Record extracts:
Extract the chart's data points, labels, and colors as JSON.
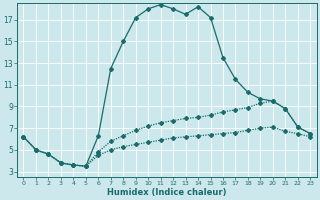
{
  "xlabel": "Humidex (Indice chaleur)",
  "xlim": [
    -0.5,
    23.5
  ],
  "ylim": [
    2.5,
    18.5
  ],
  "yticks": [
    3,
    5,
    7,
    9,
    11,
    13,
    15,
    17
  ],
  "xticks": [
    0,
    1,
    2,
    3,
    4,
    5,
    6,
    7,
    8,
    9,
    10,
    11,
    12,
    13,
    14,
    15,
    16,
    17,
    18,
    19,
    20,
    21,
    22,
    23
  ],
  "bg_color": "#cce8ec",
  "line_color": "#1a6b6b",
  "grid_color": "#ffffff",
  "line1_x": [
    0,
    1,
    2,
    3,
    4,
    5,
    6,
    7,
    8,
    9,
    10,
    11,
    12,
    13,
    14,
    15,
    16,
    17,
    18,
    19,
    20,
    21,
    22,
    23
  ],
  "line1_y": [
    6.2,
    5.0,
    4.6,
    3.8,
    3.6,
    3.5,
    6.3,
    12.5,
    15.0,
    17.2,
    18.0,
    18.4,
    18.0,
    17.5,
    18.2,
    17.2,
    13.5,
    11.5,
    10.3,
    9.7,
    9.5,
    8.8,
    7.1,
    6.5
  ],
  "line2_x": [
    0,
    1,
    2,
    3,
    4,
    5,
    6,
    7,
    8,
    9,
    10,
    11,
    12,
    13,
    14,
    15,
    16,
    17,
    18,
    19,
    20,
    21,
    22,
    23
  ],
  "line2_y": [
    6.2,
    5.0,
    4.6,
    3.8,
    3.6,
    3.5,
    4.8,
    5.8,
    6.3,
    6.8,
    7.2,
    7.5,
    7.7,
    7.9,
    8.0,
    8.2,
    8.5,
    8.7,
    8.9,
    9.3,
    9.5,
    8.8,
    7.1,
    6.5
  ],
  "line3_x": [
    0,
    1,
    2,
    3,
    4,
    5,
    6,
    7,
    8,
    9,
    10,
    11,
    12,
    13,
    14,
    15,
    16,
    17,
    18,
    19,
    20,
    21,
    22,
    23
  ],
  "line3_y": [
    6.2,
    5.0,
    4.6,
    3.8,
    3.6,
    3.5,
    4.5,
    5.0,
    5.3,
    5.5,
    5.7,
    5.9,
    6.1,
    6.2,
    6.3,
    6.4,
    6.5,
    6.6,
    6.8,
    7.0,
    7.1,
    6.7,
    6.5,
    6.2
  ]
}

Request: Reproduce the material word for word. Any pictures should be left out of the copy.

Finished answer:
Extract the chart's data points, labels, and colors as JSON.
{
  "xlabel": "Humidex (Indice chaleur)",
  "xlim": [
    -0.5,
    23.5
  ],
  "ylim": [
    2.5,
    18.5
  ],
  "yticks": [
    3,
    5,
    7,
    9,
    11,
    13,
    15,
    17
  ],
  "xticks": [
    0,
    1,
    2,
    3,
    4,
    5,
    6,
    7,
    8,
    9,
    10,
    11,
    12,
    13,
    14,
    15,
    16,
    17,
    18,
    19,
    20,
    21,
    22,
    23
  ],
  "bg_color": "#cce8ec",
  "line_color": "#1a6b6b",
  "grid_color": "#ffffff",
  "line1_x": [
    0,
    1,
    2,
    3,
    4,
    5,
    6,
    7,
    8,
    9,
    10,
    11,
    12,
    13,
    14,
    15,
    16,
    17,
    18,
    19,
    20,
    21,
    22,
    23
  ],
  "line1_y": [
    6.2,
    5.0,
    4.6,
    3.8,
    3.6,
    3.5,
    6.3,
    12.5,
    15.0,
    17.2,
    18.0,
    18.4,
    18.0,
    17.5,
    18.2,
    17.2,
    13.5,
    11.5,
    10.3,
    9.7,
    9.5,
    8.8,
    7.1,
    6.5
  ],
  "line2_x": [
    0,
    1,
    2,
    3,
    4,
    5,
    6,
    7,
    8,
    9,
    10,
    11,
    12,
    13,
    14,
    15,
    16,
    17,
    18,
    19,
    20,
    21,
    22,
    23
  ],
  "line2_y": [
    6.2,
    5.0,
    4.6,
    3.8,
    3.6,
    3.5,
    4.8,
    5.8,
    6.3,
    6.8,
    7.2,
    7.5,
    7.7,
    7.9,
    8.0,
    8.2,
    8.5,
    8.7,
    8.9,
    9.3,
    9.5,
    8.8,
    7.1,
    6.5
  ],
  "line3_x": [
    0,
    1,
    2,
    3,
    4,
    5,
    6,
    7,
    8,
    9,
    10,
    11,
    12,
    13,
    14,
    15,
    16,
    17,
    18,
    19,
    20,
    21,
    22,
    23
  ],
  "line3_y": [
    6.2,
    5.0,
    4.6,
    3.8,
    3.6,
    3.5,
    4.5,
    5.0,
    5.3,
    5.5,
    5.7,
    5.9,
    6.1,
    6.2,
    6.3,
    6.4,
    6.5,
    6.6,
    6.8,
    7.0,
    7.1,
    6.7,
    6.5,
    6.2
  ]
}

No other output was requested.